SUPPLIED PASSAGE:

_ _ _

Thanks. Here's the v5.
Regards,
Bharath Rupireddy.
Attachments:
v5-0001-pg_waldump-emit-stats-when-interrupted-with-SIGIN.patchapplication/octet-stream; name=v5-0001-pg_waldump-emit-stats-when-interrupted-with-SIGIN.patchDownload
From 29c3daacd8032e25e671422648cf4afc839a9c76 Mon Sep 17 00:00:00 2001
From: Bharath Rupireddy <bharath.rupireddyforpostgres@gmail.com>
Date: Sun, 28 Nov 2021 06:27:05 +0000
Subject: [PATCH v5] pg_waldump: emit stats when interrupted with SIGINT
Currently, pg_waldump doesn't display WAL statistics if it gets
interrupted/terminated with SIGINT before reaching the end of WAL
although it accumulates statistics as of termination. This
behavior makes --stats with --follow option to appear as
blocking or hang even though the statistics are computed in the
background by the pg_waldump.
This patch traps the SIGINT signal and prints the accumulated
statistics as of the termination.
---
doc/src/sgml/ref/pg_waldump.sgml | 9 +++++++++
src/bin/pg_waldump/pg_waldump.c | 30 ++++++++++++++++++++++++++++++
2 files changed, 39 insertions(+)
diff --git a/doc/src/sgml/ref/pg_waldump.sgml b/doc/src/sgml/ref/pg_waldump.sgml
index 432254d2d5..1a48288041 100644
--- a/doc/src/sgml/ref/pg_waldump.sgml
+++ b/doc/src/sgml/ref/pg_waldump.sgml
@@ -202,6 +202,15 @@ PostgreSQL documentation
full-page images) instead of individual records. Optionally
generate statistics per-record instead of per-rmgr.

_ _ _

DATA SUPPLIED:
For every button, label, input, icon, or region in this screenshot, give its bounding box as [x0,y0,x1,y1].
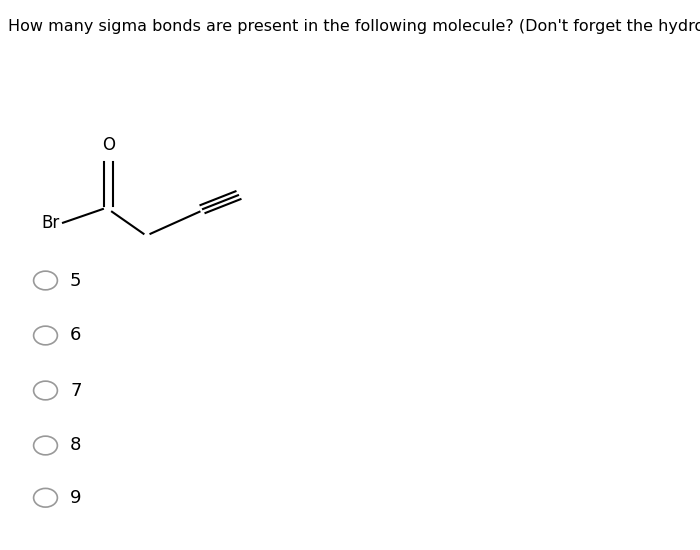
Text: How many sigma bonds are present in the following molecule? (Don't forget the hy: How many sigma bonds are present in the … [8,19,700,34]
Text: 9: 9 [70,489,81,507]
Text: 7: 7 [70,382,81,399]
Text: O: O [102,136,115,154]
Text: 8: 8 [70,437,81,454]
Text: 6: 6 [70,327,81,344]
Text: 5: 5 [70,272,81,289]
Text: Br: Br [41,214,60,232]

_ _ _

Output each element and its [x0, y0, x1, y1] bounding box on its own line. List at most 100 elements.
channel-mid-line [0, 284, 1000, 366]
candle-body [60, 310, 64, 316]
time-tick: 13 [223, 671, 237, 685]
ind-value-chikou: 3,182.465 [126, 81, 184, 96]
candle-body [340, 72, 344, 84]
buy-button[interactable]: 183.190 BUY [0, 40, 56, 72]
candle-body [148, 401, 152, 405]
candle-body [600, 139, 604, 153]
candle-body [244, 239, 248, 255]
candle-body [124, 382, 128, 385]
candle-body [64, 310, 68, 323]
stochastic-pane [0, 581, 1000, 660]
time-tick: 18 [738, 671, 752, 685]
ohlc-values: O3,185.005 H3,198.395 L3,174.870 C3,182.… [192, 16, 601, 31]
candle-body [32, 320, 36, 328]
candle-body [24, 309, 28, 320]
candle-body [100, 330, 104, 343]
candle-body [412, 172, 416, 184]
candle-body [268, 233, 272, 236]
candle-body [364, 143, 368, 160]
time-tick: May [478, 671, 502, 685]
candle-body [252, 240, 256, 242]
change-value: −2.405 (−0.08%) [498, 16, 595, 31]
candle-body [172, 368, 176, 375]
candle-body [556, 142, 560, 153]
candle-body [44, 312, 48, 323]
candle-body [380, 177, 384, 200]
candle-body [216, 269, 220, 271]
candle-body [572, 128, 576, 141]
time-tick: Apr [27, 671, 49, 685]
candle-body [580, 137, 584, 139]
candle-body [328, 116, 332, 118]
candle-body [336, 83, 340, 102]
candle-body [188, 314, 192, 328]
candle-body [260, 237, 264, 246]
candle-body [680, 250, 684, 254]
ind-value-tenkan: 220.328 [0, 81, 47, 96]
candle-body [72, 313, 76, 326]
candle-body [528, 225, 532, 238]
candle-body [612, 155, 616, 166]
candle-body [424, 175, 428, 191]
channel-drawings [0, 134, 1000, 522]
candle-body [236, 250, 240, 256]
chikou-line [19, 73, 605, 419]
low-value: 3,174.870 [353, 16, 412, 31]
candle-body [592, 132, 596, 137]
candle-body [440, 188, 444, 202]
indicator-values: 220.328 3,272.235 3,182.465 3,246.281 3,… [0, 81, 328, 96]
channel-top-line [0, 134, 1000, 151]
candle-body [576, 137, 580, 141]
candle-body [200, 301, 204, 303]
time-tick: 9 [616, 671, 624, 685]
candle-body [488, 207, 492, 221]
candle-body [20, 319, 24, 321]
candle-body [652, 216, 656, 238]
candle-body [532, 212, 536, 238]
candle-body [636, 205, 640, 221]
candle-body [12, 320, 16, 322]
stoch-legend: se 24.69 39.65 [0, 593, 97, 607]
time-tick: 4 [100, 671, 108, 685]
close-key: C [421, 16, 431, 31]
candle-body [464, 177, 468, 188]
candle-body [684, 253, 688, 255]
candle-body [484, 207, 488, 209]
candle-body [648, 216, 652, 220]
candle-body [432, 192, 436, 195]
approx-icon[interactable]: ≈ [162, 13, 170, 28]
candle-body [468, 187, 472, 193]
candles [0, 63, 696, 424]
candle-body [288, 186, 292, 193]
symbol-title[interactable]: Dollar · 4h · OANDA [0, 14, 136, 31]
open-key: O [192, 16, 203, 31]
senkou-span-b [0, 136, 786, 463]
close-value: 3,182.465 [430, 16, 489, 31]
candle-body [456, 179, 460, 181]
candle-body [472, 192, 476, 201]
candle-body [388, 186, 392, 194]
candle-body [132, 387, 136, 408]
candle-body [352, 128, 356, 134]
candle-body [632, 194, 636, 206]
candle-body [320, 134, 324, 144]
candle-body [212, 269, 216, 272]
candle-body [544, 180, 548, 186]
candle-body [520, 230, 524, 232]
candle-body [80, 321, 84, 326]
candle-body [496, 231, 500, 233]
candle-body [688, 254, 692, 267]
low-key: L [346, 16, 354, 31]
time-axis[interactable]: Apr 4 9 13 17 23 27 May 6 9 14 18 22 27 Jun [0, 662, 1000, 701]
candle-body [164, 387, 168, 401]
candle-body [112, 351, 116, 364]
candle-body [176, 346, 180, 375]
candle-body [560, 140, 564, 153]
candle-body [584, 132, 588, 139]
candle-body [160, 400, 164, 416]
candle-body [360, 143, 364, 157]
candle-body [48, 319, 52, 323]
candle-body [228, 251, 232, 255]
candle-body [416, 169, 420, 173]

_ _ _

WORK TO DO:
Copy out the part of the patch email starting at "diff --git a/doc/src/sgml/ref/pg_waldump.sgml" and ending at "instead of per-rmgr.", swapping "individual records" for "separate records". The records were taken from a different source than the text.

THE REPLY:
diff --git a/doc/src/sgml/ref/pg_waldump.sgml b/doc/src/sgml/ref/pg_waldump.sgml
index 432254d2d5..1a48288041 100644
--- a/doc/src/sgml/ref/pg_waldump.sgml
+++ b/doc/src/sgml/ref/pg_waldump.sgml
@@ -202,6 +202,15 @@ PostgreSQL documentation
full-page images) instead of separate records. Optionally
generate statistics per-record instead of per-rmgr.